■ Task directions: Gather every line in the records below that contains the string "INTERBEDDED", treating uppercase and lowercase as different.

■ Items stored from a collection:
####################
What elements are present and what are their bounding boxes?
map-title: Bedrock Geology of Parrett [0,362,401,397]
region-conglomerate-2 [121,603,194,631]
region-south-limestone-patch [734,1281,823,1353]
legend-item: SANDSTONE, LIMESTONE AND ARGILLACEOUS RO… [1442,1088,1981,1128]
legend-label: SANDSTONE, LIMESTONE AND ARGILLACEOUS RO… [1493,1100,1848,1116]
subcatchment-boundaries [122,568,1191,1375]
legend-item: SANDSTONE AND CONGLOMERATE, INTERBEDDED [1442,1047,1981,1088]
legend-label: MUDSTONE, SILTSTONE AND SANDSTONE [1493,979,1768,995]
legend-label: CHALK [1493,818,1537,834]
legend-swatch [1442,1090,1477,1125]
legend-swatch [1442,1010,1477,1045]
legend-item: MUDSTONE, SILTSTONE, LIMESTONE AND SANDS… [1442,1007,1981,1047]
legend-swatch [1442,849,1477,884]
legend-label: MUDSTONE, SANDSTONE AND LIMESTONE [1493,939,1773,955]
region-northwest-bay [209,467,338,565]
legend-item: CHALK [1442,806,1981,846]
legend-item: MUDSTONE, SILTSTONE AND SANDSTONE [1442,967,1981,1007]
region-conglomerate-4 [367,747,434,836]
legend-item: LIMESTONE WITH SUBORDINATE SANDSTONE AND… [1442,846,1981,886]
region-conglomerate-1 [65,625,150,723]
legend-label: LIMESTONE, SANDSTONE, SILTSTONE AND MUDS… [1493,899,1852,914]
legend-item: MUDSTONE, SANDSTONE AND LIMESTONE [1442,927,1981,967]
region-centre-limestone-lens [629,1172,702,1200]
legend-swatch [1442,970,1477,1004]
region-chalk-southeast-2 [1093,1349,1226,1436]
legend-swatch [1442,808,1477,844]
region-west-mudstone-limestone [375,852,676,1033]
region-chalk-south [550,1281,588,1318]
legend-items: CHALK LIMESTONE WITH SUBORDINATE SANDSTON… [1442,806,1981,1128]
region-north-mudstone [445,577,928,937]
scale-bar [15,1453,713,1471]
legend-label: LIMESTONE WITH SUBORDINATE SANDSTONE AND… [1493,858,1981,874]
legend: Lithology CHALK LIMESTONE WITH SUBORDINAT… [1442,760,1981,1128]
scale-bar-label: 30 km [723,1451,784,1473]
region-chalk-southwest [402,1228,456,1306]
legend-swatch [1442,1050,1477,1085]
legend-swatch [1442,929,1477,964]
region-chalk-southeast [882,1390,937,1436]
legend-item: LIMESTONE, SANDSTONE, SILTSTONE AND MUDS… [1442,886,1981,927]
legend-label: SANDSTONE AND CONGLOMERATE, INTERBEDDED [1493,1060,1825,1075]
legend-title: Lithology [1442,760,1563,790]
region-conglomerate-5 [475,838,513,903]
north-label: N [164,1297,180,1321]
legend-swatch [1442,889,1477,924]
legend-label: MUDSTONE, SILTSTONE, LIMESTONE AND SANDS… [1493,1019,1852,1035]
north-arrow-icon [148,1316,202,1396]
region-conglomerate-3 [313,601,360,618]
####################
■ Written answer:
legend-item: SANDSTONE AND CONGLOMERATE, INTERBEDDED [1442,1047,1981,1088]
legend-label: SANDSTONE AND CONGLOMERATE, INTERBEDDED [1493,1060,1825,1075]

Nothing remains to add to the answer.